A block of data
# # #

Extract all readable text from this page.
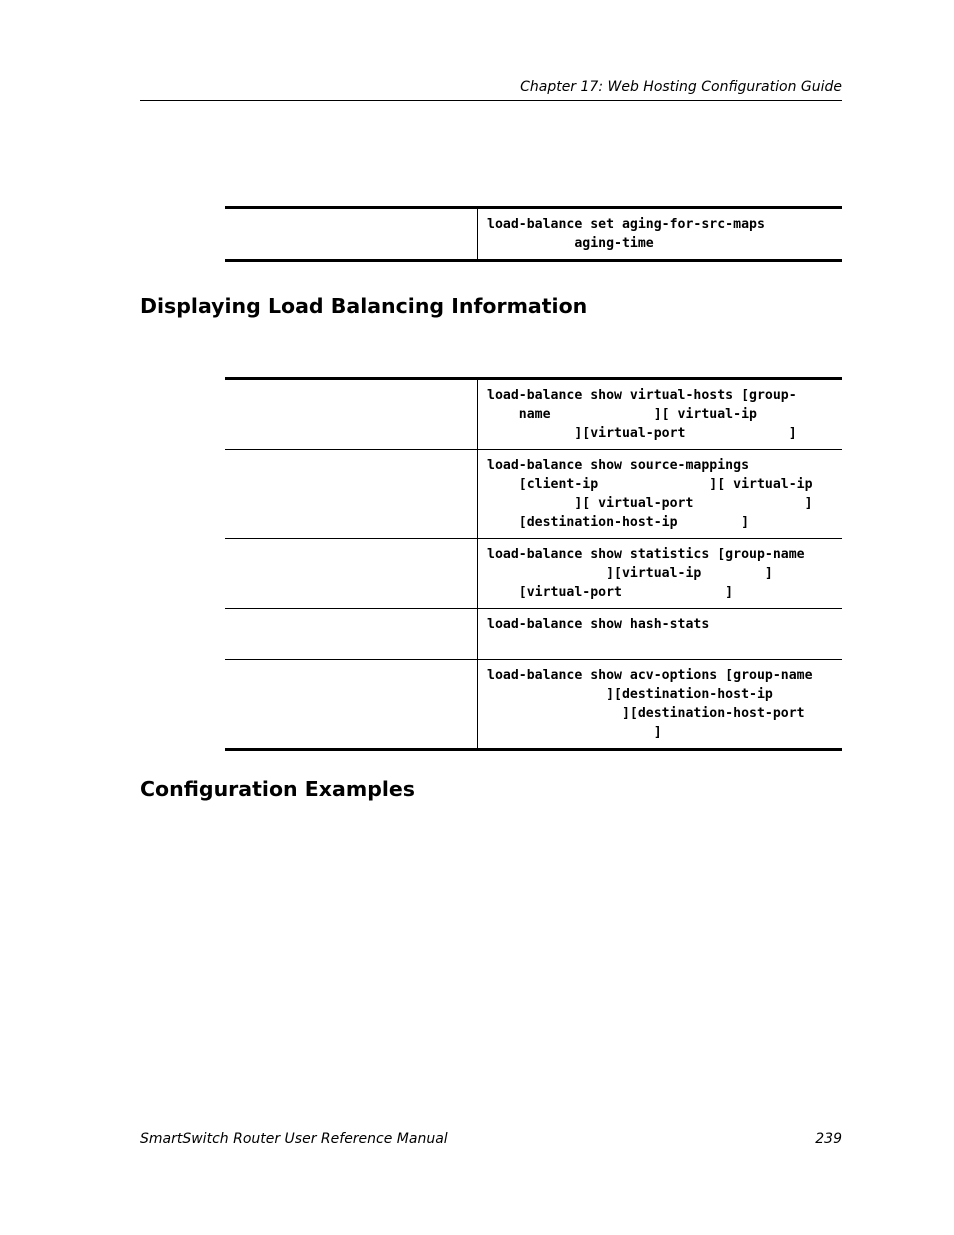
Chapter 17: Web Hosting Configuration Guide
load-balance set aging-for-src-maps
aging-time
Displaying Load Balancing Information
load-balance show virtual-hosts [group-
name             ][ virtual-ip
][virtual-port             ]
load-balance show source-mappings
[client-ip              ][ virtual-ip
][ virtual-port              ]
[destination-host-ip        ]
load-balance show statistics [group-name
][virtual-ip        ]
[virtual-port             ]
load-balance show hash-stats
load-balance show acv-options [group-name
][destination-host-ip
][destination-host-port
]
Configuration Examples
SmartSwitch Router User Reference Manual	239
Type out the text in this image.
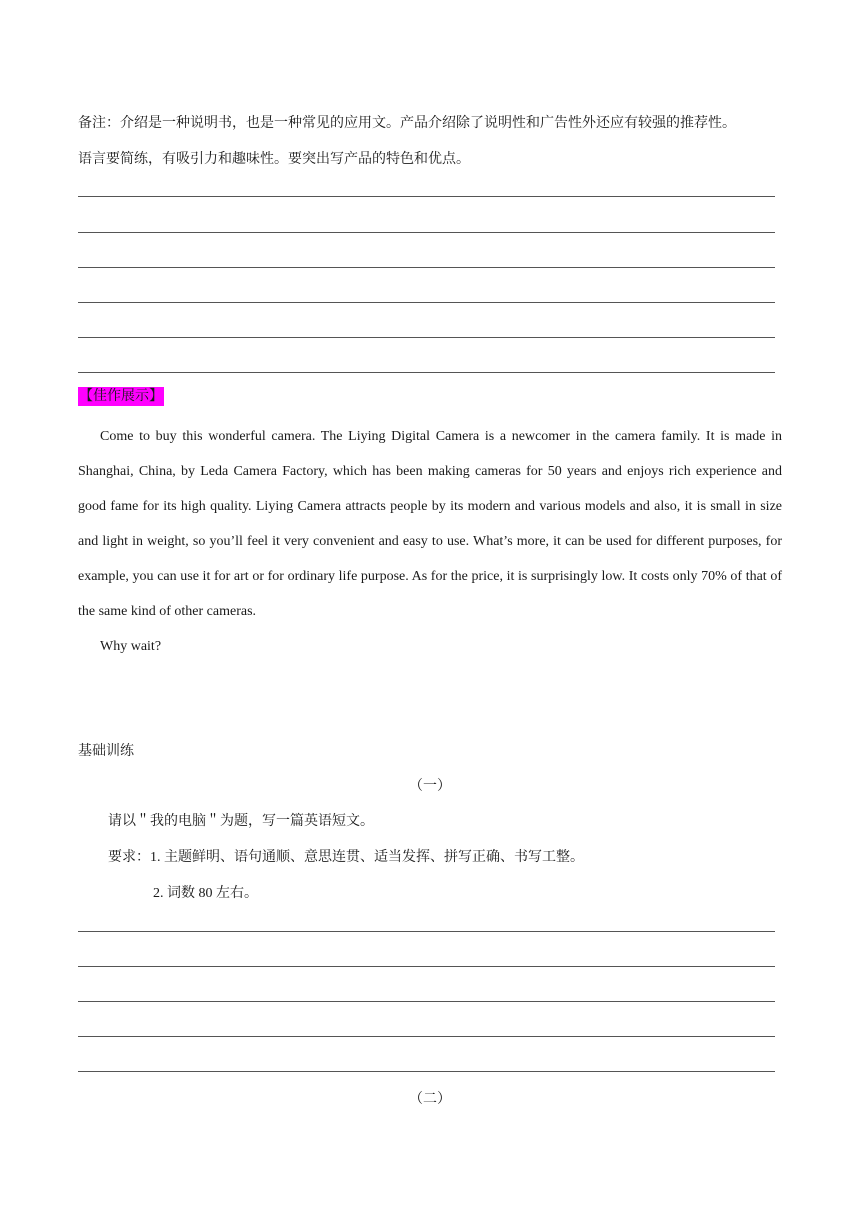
备注：介绍是一种说明书，也是一种常见的应用文。产品介绍除了说明性和广告性外还应有较强的推荐性。
语言要简练，有吸引力和趣味性。要突出写产品的特色和优点。
【佳作展示】

Come to buy this wonderful camera. The Liying Digital Camera is a newcomer in the camera family. It is made in Shanghai, China, by Leda Camera Factory, which has been making cameras for 50 years and enjoys rich experience and good fame for its high quality. Liying Camera attracts people by its modern and various models and also, it is small in size and light in weight, so you’ll feel it very convenient and easy to use. What’s more, it can be used for different purposes, for example, you can use it for art or for ordinary life purpose. As for the price, it is surprisingly low. It costs only 70% of that of the same kind of other cameras.

Why wait?
基础训练
（一）
请以＂我的电脑＂为题，写一篇英语短文。
要求：1. 主题鲜明、语句通顺、意思连贯、适当发挥、拼写正确、书写工整。
2. 词数 80 左右。
（二）
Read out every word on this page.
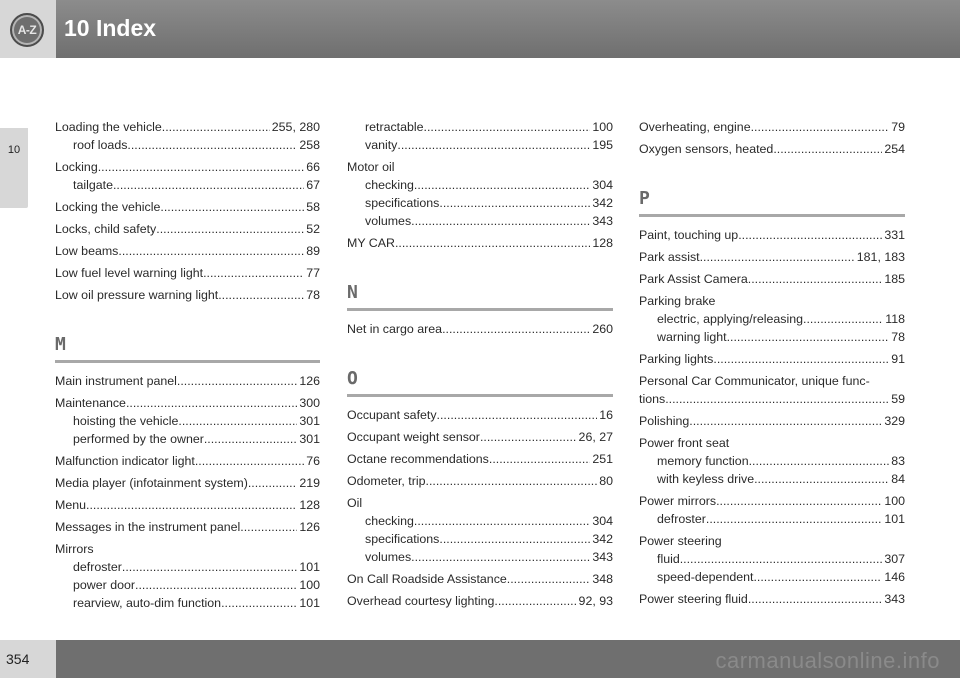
A-Z	10 Index
10
Loading the vehicle .....	255, 280
roof loads .....	258
Locking .....	66
tailgate .....	67
Locking the vehicle .....	58
Locks, child safety .....	52
Low beams .....	89
Low fuel level warning light .....	77
Low oil pressure warning light .....	78
M
Main instrument panel .....	126
Maintenance .....	300
hoisting the vehicle .....	301
performed by the owner .....	301
Malfunction indicator light .....	76
Media player (infotainment system) .....	219
Menu .....	128
Messages in the instrument panel .....	126
Mirrors
defroster .....	101
power door .....	100
rearview, auto-dim function .....	101
retractable .....	100
vanity .....	195
Motor oil
checking .....	304
specifications .....	342
volumes .....	343
MY CAR .....	128
N
Net in cargo area .....	260
O
Occupant safety .....	16
Occupant weight sensor .....	26, 27
Octane recommendations .....	251
Odometer, trip .....	80
Oil
checking .....	304
specifications .....	342
volumes .....	343
On Call Roadside Assistance .....	348
Overhead courtesy lighting .....	92, 93
Overheating, engine .....	79
Oxygen sensors, heated .....	254
P
Paint, touching up .....	331
Park assist .....	181, 183
Park Assist Camera .....	185
Parking brake
electric, applying/releasing .....	118
warning light .....	78
Parking lights .....	91
Personal Car Communicator, unique func-
tions .....	59
Polishing .....	329
Power front seat
memory function .....	83
with keyless drive .....	84
Power mirrors .....	100
defroster .....	101
Power steering
fluid .....	307
speed-dependent .....	146
Power steering fluid .....	343
354	carmanualsonline.info
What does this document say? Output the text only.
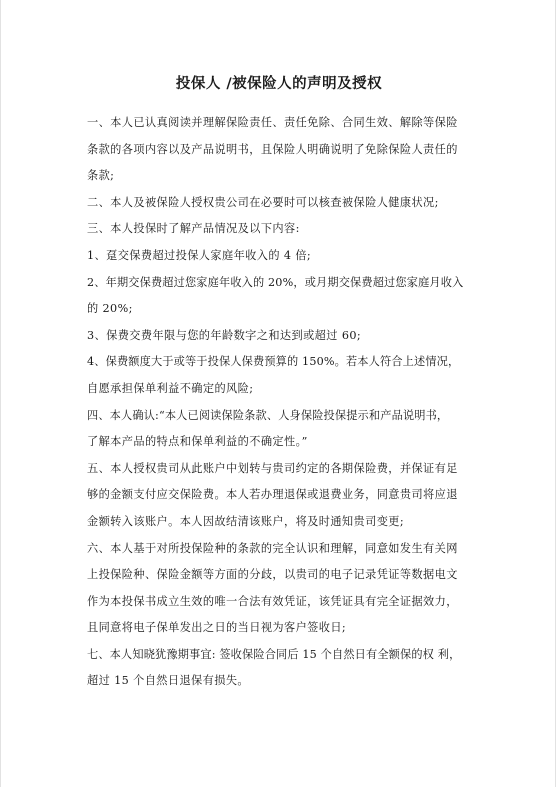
投保人 /被保险人的声明及授权
一、本人已认真阅读并理解保险责任、责任免除、合同生效、解除等保险
条款的各项内容以及产品说明书，且保险人明确说明了免除保险人责任的
条款;
二、本人及被保险人授权贵公司在必要时可以核查被保险人健康状况;
三、本人投保时了解产品情况及以下内容:
1、趸交保费超过投保人家庭年收入的 4 倍;
2、年期交保费超过您家庭年收入的 20%，或月期交保费超过您家庭月收入
的 20%;
3、保费交费年限与您的年龄数字之和达到或超过 60;
4、保费额度大于或等于投保人保费预算的 150%。若本人符合上述情况，
自愿承担保单利益不确定的风险;
四、本人确认:“本人已阅读保险条款、人身保险投保提示和产品说明书，
了解本产品的特点和保单利益的不确定性。”
五、本人授权贵司从此账户中划转与贵司约定的各期保险费，并保证有足
够的金额支付应交保险费。本人若办理退保或退费业务，同意贵司将应退
金额转入该账户。本人因故结清该账户，将及时通知贵司变更;
六、本人基于对所投保险种的条款的完全认识和理解，同意如发生有关网
上投保险种、保险金额等方面的分歧，以贵司的电子记录凭证等数据电文
作为本投保书成立生效的唯一合法有效凭证，该凭证具有完全证据效力，
且同意将电子保单发出之日的当日视为客户签收日;
七、本人知晓犹豫期事宜: 签收保险合同后 15 个自然日有全额保的权 利，
超过 15 个自然日退保有损失。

# # #

Task description: Give an exact reproduction of every line, leaving out any picture.

Exercise result:
Extract all readable text from this page.
Chapter 17: Web Hosting Configuration Guide
load-balance set aging-for-src-maps
aging-time
Displaying Load Balancing Information
load-balance show virtual-hosts [group-
name             ][ virtual-ip
][virtual-port             ]
load-balance show source-mappings
[client-ip              ][ virtual-ip
][ virtual-port              ]
[destination-host-ip        ]
load-balance show statistics [group-name
][virtual-ip        ]
[virtual-port             ]
load-balance show hash-stats
load-balance show acv-options [group-name
][destination-host-ip
][destination-host-port
]
Configuration Examples
SmartSwitch Router User Reference Manual	239
Type out the text in this image.
备注：介绍是一种说明书，也是一种常见的应用文。产品介绍除了说明性和广告性外还应有较强的推荐性。
语言要简练，有吸引力和趣味性。要突出写产品的特色和优点。
【佳作展示】

Come to buy this wonderful camera. The Liying Digital Camera is a newcomer in the camera family. It is made in Shanghai, China, by Leda Camera Factory, which has been making cameras for 50 years and enjoys rich experience and good fame for its high quality. Liying Camera attracts people by its modern and various models and also, it is small in size and light in weight, so you’ll feel it very convenient and easy to use. What’s more, it can be used for different purposes, for example, you can use it for art or for ordinary life purpose. As for the price, it is surprisingly low. It costs only 70% of that of the same kind of other cameras.

Why wait?
基础训练
（一）
请以＂我的电脑＂为题，写一篇英语短文。
要求：1. 主题鲜明、语句通顺、意思连贯、适当发挥、拼写正确、书写工整。
2. 词数 80 左右。
（二）
Read out every word on this page.
A-Z	10 Index
10
Loading the vehicle .....	255, 280
roof loads .....	258
Locking .....	66
tailgate .....	67
Locking the vehicle .....	58
Locks, child safety .....	52
Low beams .....	89
Low fuel level warning light .....	77
Low oil pressure warning light .....	78
M
Main instrument panel .....	126
Maintenance .....	300
hoisting the vehicle .....	301
performed by the owner .....	301
Malfunction indicator light .....	76
Media player (infotainment system) .....	219
Menu .....	128
Messages in the instrument panel .....	126
Mirrors
defroster .....	101
power door .....	100
rearview, auto-dim function .....	101
retractable .....	100
vanity .....	195
Motor oil
checking .....	304
specifications .....	342
volumes .....	343
MY CAR .....	128
N
Net in cargo area .....	260
O
Occupant safety .....	16
Occupant weight sensor .....	26, 27
Octane recommendations .....	251
Odometer, trip .....	80
Oil
checking .....	304
specifications .....	342
volumes .....	343
On Call Roadside Assistance .....	348
Overhead courtesy lighting .....	92, 93
Overheating, engine .....	79
Oxygen sensors, heated .....	254
P
Paint, touching up .....	331
Park assist .....	181, 183
Park Assist Camera .....	185
Parking brake
electric, applying/releasing .....	118
warning light .....	78
Parking lights .....	91
Personal Car Communicator, unique func-
tions .....	59
Polishing .....	329
Power front seat
memory function .....	83
with keyless drive .....	84
Power mirrors .....	100
defroster .....	101
Power steering
fluid .....	307
speed-dependent .....	146
Power steering fluid .....	343
354	carmanualsonline.info
What does this document say? Output the text only.
投保人 /被保险人的声明及授权
一、本人已认真阅读并理解保险责任、责任免除、合同生效、解除等保险
条款的各项内容以及产品说明书，且保险人明确说明了免除保险人责任的
条款;
二、本人及被保险人授权贵公司在必要时可以核查被保险人健康状况;
三、本人投保时了解产品情况及以下内容:
1、趸交保费超过投保人家庭年收入的 4 倍;
2、年期交保费超过您家庭年收入的 20%，或月期交保费超过您家庭月收入
的 20%;
3、保费交费年限与您的年龄数字之和达到或超过 60;
4、保费额度大于或等于投保人保费预算的 150%。若本人符合上述情况，
自愿承担保单利益不确定的风险;
四、本人确认:“本人已阅读保险条款、人身保险投保提示和产品说明书，
了解本产品的特点和保单利益的不确定性。”
五、本人授权贵司从此账户中划转与贵司约定的各期保险费，并保证有足
够的金额支付应交保险费。本人若办理退保或退费业务，同意贵司将应退
金额转入该账户。本人因故结清该账户，将及时通知贵司变更;
六、本人基于对所投保险种的条款的完全认识和理解，同意如发生有关网
上投保险种、保险金额等方面的分歧，以贵司的电子记录凭证等数据电文
作为本投保书成立生效的唯一合法有效凭证，该凭证具有完全证据效力，
且同意将电子保单发出之日的当日视为客户签收日;
七、本人知晓犹豫期事宜: 签收保险合同后 15 个自然日有全额保的权 利，
超过 15 个自然日退保有损失。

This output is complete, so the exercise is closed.